● **TO BE DONE**
Change every "data-point" in the rows below to "chart-dot", leaving all else as it is. Leave the pictures out.

● **SOURCE RECORDS**
┄┄┄┄┄┄
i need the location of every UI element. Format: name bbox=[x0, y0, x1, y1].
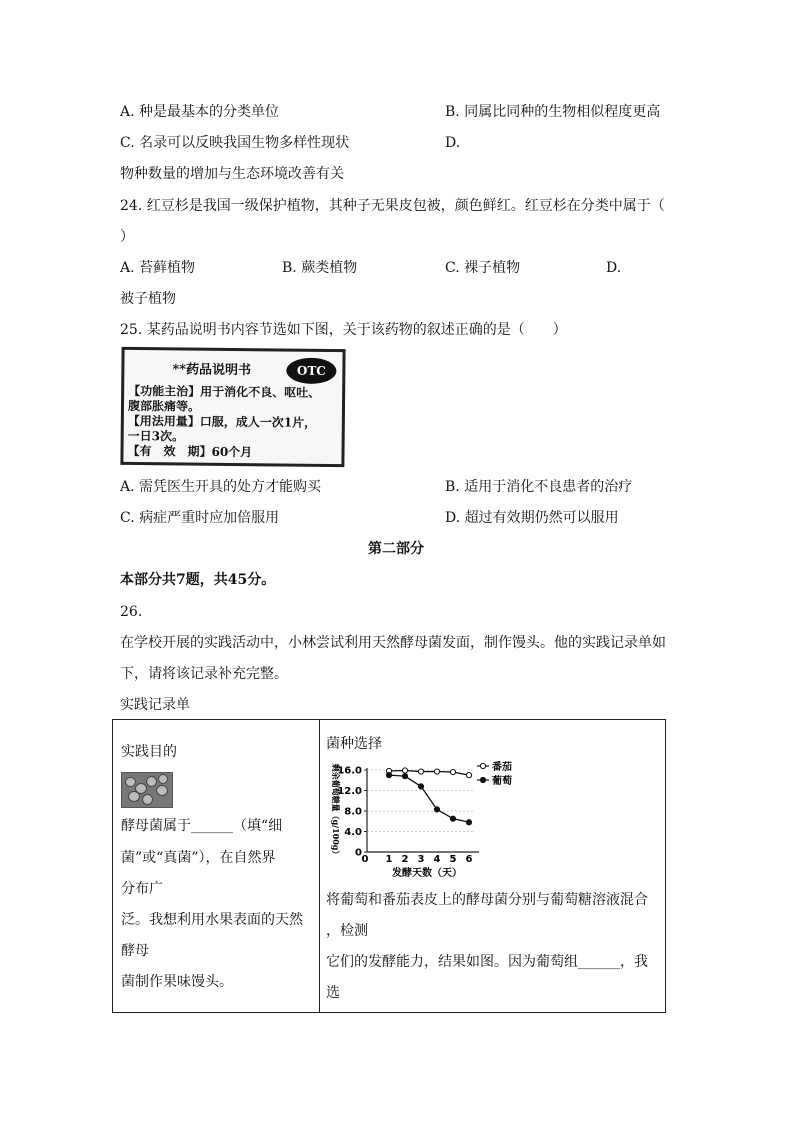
table-divider bbox=[319, 720, 320, 1012]
q25-option-b: B. 适用于消化不良患者的治疗 bbox=[445, 479, 633, 495]
yeast-microscope-image bbox=[121, 772, 173, 808]
data-point bbox=[434, 807, 439, 812]
legend-marker bbox=[480, 763, 485, 768]
q23-option-b: B. 同属比同种的生物相似程度更高 bbox=[445, 104, 661, 120]
data-point bbox=[418, 784, 423, 789]
data-point bbox=[450, 769, 455, 774]
x-tick-label: 1 bbox=[385, 854, 393, 865]
series-line-番茄 bbox=[389, 771, 469, 776]
drug-label-line: 【用法用量】口服，成人一次1片， bbox=[127, 413, 317, 430]
strain-text: 它们的发酵能力，结果如图。因为葡萄组______，我 bbox=[326, 954, 648, 970]
q23-option-a: A. 种是最基本的分类单位 bbox=[120, 104, 280, 120]
q24-option-c: C. 裸子植物 bbox=[445, 260, 521, 276]
data-point bbox=[434, 769, 439, 774]
x-tick-label: 0 bbox=[361, 854, 369, 865]
record-title: 实践记录单 bbox=[120, 697, 190, 713]
purpose-text: 分布广 bbox=[121, 881, 163, 897]
drug-label-line: 腹部胀痛等。 bbox=[127, 398, 201, 414]
drug-label-line: 【有 效 期】60个月 bbox=[127, 443, 253, 460]
y-axis-label: 剩余葡萄糖量（g/100g） bbox=[331, 763, 341, 859]
x-tick-label: 3 bbox=[417, 854, 425, 865]
q24-option-a: A. 苔藓植物 bbox=[120, 260, 196, 276]
drug-label-line: 一日3次。 bbox=[127, 428, 185, 444]
strain-heading: 菌种选择 bbox=[326, 736, 382, 752]
q26-intro: 在学校开展的实践活动中，小林尝试利用天然酵母菌发面，制作馒头。他的实践记录单如 bbox=[120, 635, 666, 651]
data-point bbox=[450, 816, 455, 821]
practice-record-table bbox=[112, 719, 666, 1013]
q25-stem: 25. 某药品说明书内容节选如下图，关于该药物的叙述正确的是（ ） bbox=[120, 322, 567, 338]
q24-stem: 24. 红豆杉是我国一级保护植物，其种子无果皮包被，颜色鲜红。红豆杉在分类中属于（ bbox=[120, 198, 665, 214]
part2-description: 本部分共7题，共45分。 bbox=[120, 572, 276, 588]
drug-label-title: **药品说明书 bbox=[172, 362, 252, 379]
purpose-text: 酵母菌属于______（填“细 bbox=[121, 818, 283, 834]
data-point bbox=[386, 773, 391, 778]
q24-option-b: B. 蕨类植物 bbox=[282, 260, 358, 276]
x-tick-label: 2 bbox=[401, 854, 409, 865]
q23-option-d-text: 物种数量的增加与生态环境改善有关 bbox=[120, 166, 344, 182]
q23-option-c: C. 名录可以反映我国生物多样性现状 bbox=[120, 135, 350, 151]
strain-text: 选 bbox=[326, 985, 340, 1001]
y-tick-label: 4.0 bbox=[344, 827, 362, 838]
otc-badge: OTC bbox=[286, 358, 336, 385]
data-point bbox=[402, 774, 407, 779]
q24-option-d-text: 被子植物 bbox=[120, 291, 176, 307]
drug-label-line: 【功能主治】用于消化不良、呕吐、 bbox=[128, 383, 321, 400]
legend-label: 葡萄 bbox=[492, 776, 512, 787]
x-tick-label: 4 bbox=[433, 854, 441, 865]
purpose-text: 菌”或“真菌”），在自然界 bbox=[121, 850, 276, 866]
data-point bbox=[402, 768, 407, 773]
fermentation-chart bbox=[325, 760, 512, 880]
legend-label: 番茄 bbox=[492, 762, 512, 773]
strain-text: 将葡萄和番茄表皮上的酵母菌分别与葡萄糖溶液混合 bbox=[326, 892, 648, 908]
purpose-heading: 实践目的 bbox=[121, 744, 177, 760]
drug-label-image bbox=[120, 347, 345, 467]
q26-number: 26. bbox=[120, 604, 143, 620]
part2-title: 第二部分 bbox=[368, 541, 424, 557]
y-tick-label: 8.0 bbox=[344, 806, 362, 818]
y-tick-label: 0 bbox=[355, 847, 362, 859]
q24-stem-end: ） bbox=[120, 229, 134, 245]
q25-option-a: A. 需凭医生开具的处方才能购买 bbox=[120, 479, 322, 495]
series-line-葡萄 bbox=[389, 775, 469, 822]
legend-marker bbox=[480, 777, 485, 782]
q25-option-d: D. 超过有效期仍然可以服用 bbox=[445, 510, 619, 526]
x-tick-label: 6 bbox=[465, 854, 473, 865]
x-tick-label: 5 bbox=[449, 854, 457, 865]
q25-option-c: C. 病症严重时应加倍服用 bbox=[120, 510, 280, 526]
strain-text: ，检测 bbox=[326, 923, 368, 939]
purpose-text: 酵母 bbox=[121, 943, 149, 959]
y-tick-label: 16.0 bbox=[337, 765, 362, 777]
x-axis-label: 发酵天数（天） bbox=[392, 868, 462, 879]
data-point bbox=[466, 820, 471, 825]
q23-option-d: D. bbox=[445, 135, 461, 151]
data-point bbox=[466, 773, 471, 778]
purpose-text: 泛。我想利用水果表面的天然 bbox=[121, 912, 303, 928]
y-tick-label: 12.0 bbox=[337, 786, 362, 797]
q24-option-d: D. bbox=[606, 260, 622, 276]
q26-intro: 下，请将该记录补充完整。 bbox=[120, 666, 288, 682]
data-point bbox=[418, 769, 423, 774]
purpose-text: 菌制作果味馒头。 bbox=[121, 974, 233, 990]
┄┄┄┄┄┄
● **RESULT OF THIS TASK**
i need the location of every UI element. Format: name bbox=[x0, y0, x1, y1].
table-divider bbox=[319, 720, 320, 1012]
q25-option-b: B. 适用于消化不良患者的治疗 bbox=[445, 479, 633, 495]
yeast-microscope-image bbox=[121, 772, 173, 808]
chart-dot bbox=[434, 807, 439, 812]
legend-marker bbox=[480, 763, 485, 768]
q23-option-b: B. 同属比同种的生物相似程度更高 bbox=[445, 104, 661, 120]
chart-dot bbox=[418, 784, 423, 789]
chart-dot bbox=[450, 769, 455, 774]
x-tick-label: 1 bbox=[385, 854, 393, 865]
series-line-番茄 bbox=[389, 771, 469, 776]
drug-label-line: 【用法用量】口服，成人一次1片， bbox=[127, 413, 317, 430]
strain-text: 它们的发酵能力，结果如图。因为葡萄组______，我 bbox=[326, 954, 648, 970]
q23-option-a: A. 种是最基本的分类单位 bbox=[120, 104, 280, 120]
q24-option-c: C. 裸子植物 bbox=[445, 260, 521, 276]
chart-dot bbox=[434, 769, 439, 774]
x-tick-label: 0 bbox=[361, 854, 369, 865]
record-title: 实践记录单 bbox=[120, 697, 190, 713]
purpose-text: 分布广 bbox=[121, 881, 163, 897]
drug-label-line: 腹部胀痛等。 bbox=[127, 398, 201, 414]
drug-label-line: 【有 效 期】60个月 bbox=[127, 443, 253, 460]
y-axis-label: 剩余葡萄糖量（g/100g） bbox=[331, 763, 341, 859]
x-tick-label: 3 bbox=[417, 854, 425, 865]
q24-option-a: A. 苔藓植物 bbox=[120, 260, 196, 276]
drug-label-line: 一日3次。 bbox=[127, 428, 185, 444]
strain-heading: 菌种选择 bbox=[326, 736, 382, 752]
q26-intro: 在学校开展的实践活动中，小林尝试利用天然酵母菌发面，制作馒头。他的实践记录单如 bbox=[120, 635, 666, 651]
chart-dot bbox=[450, 816, 455, 821]
practice-record-table bbox=[112, 719, 666, 1013]
q25-stem: 25. 某药品说明书内容节选如下图，关于该药物的叙述正确的是（ ） bbox=[120, 322, 567, 338]
q24-stem: 24. 红豆杉是我国一级保护植物，其种子无果皮包被，颜色鲜红。红豆杉在分类中属于（ bbox=[120, 198, 665, 214]
part2-description: 本部分共7题，共45分。 bbox=[120, 572, 276, 588]
drug-label-title: **药品说明书 bbox=[172, 362, 252, 379]
purpose-text: 酵母菌属于______（填“细 bbox=[121, 818, 283, 834]
chart-dot bbox=[386, 773, 391, 778]
q24-option-b: B. 蕨类植物 bbox=[282, 260, 358, 276]
x-tick-label: 2 bbox=[401, 854, 409, 865]
q23-option-d-text: 物种数量的增加与生态环境改善有关 bbox=[120, 166, 344, 182]
q23-option-c: C. 名录可以反映我国生物多样性现状 bbox=[120, 135, 350, 151]
strain-text: 选 bbox=[326, 985, 340, 1001]
y-tick-label: 4.0 bbox=[344, 827, 362, 838]
otc-badge: OTC bbox=[286, 358, 336, 385]
chart-dot bbox=[402, 774, 407, 779]
q24-option-d-text: 被子植物 bbox=[120, 291, 176, 307]
drug-label-line: 【功能主治】用于消化不良、呕吐、 bbox=[128, 383, 321, 400]
legend-label: 葡萄 bbox=[492, 776, 512, 787]
x-tick-label: 4 bbox=[433, 854, 441, 865]
purpose-text: 菌”或“真菌”），在自然界 bbox=[121, 850, 276, 866]
chart-dot bbox=[402, 768, 407, 773]
fermentation-chart bbox=[325, 760, 512, 880]
legend-label: 番茄 bbox=[492, 762, 512, 773]
strain-text: 将葡萄和番茄表皮上的酵母菌分别与葡萄糖溶液混合 bbox=[326, 892, 648, 908]
purpose-heading: 实践目的 bbox=[121, 744, 177, 760]
drug-label-image bbox=[120, 347, 345, 467]
q26-number: 26. bbox=[120, 604, 143, 620]
part2-title: 第二部分 bbox=[368, 541, 424, 557]
y-tick-label: 8.0 bbox=[344, 806, 362, 818]
y-tick-label: 0 bbox=[355, 847, 362, 859]
q24-stem-end: ） bbox=[120, 229, 134, 245]
q25-option-a: A. 需凭医生开具的处方才能购买 bbox=[120, 479, 322, 495]
series-line-葡萄 bbox=[389, 775, 469, 822]
legend-marker bbox=[480, 777, 485, 782]
q25-option-d: D. 超过有效期仍然可以服用 bbox=[445, 510, 619, 526]
x-tick-label: 6 bbox=[465, 854, 473, 865]
x-tick-label: 5 bbox=[449, 854, 457, 865]
q25-option-c: C. 病症严重时应加倍服用 bbox=[120, 510, 280, 526]
strain-text: ，检测 bbox=[326, 923, 368, 939]
purpose-text: 酵母 bbox=[121, 943, 149, 959]
y-tick-label: 16.0 bbox=[337, 765, 362, 777]
x-axis-label: 发酵天数（天） bbox=[392, 868, 462, 879]
chart-dot bbox=[466, 820, 471, 825]
q23-option-d: D. bbox=[445, 135, 461, 151]
chart-dot bbox=[466, 773, 471, 778]
purpose-text: 泛。我想利用水果表面的天然 bbox=[121, 912, 303, 928]
y-tick-label: 12.0 bbox=[337, 786, 362, 797]
q24-option-d: D. bbox=[606, 260, 622, 276]
q26-intro: 下，请将该记录补充完整。 bbox=[120, 666, 288, 682]
chart-dot bbox=[418, 769, 423, 774]
purpose-text: 菌制作果味馒头。 bbox=[121, 974, 233, 990]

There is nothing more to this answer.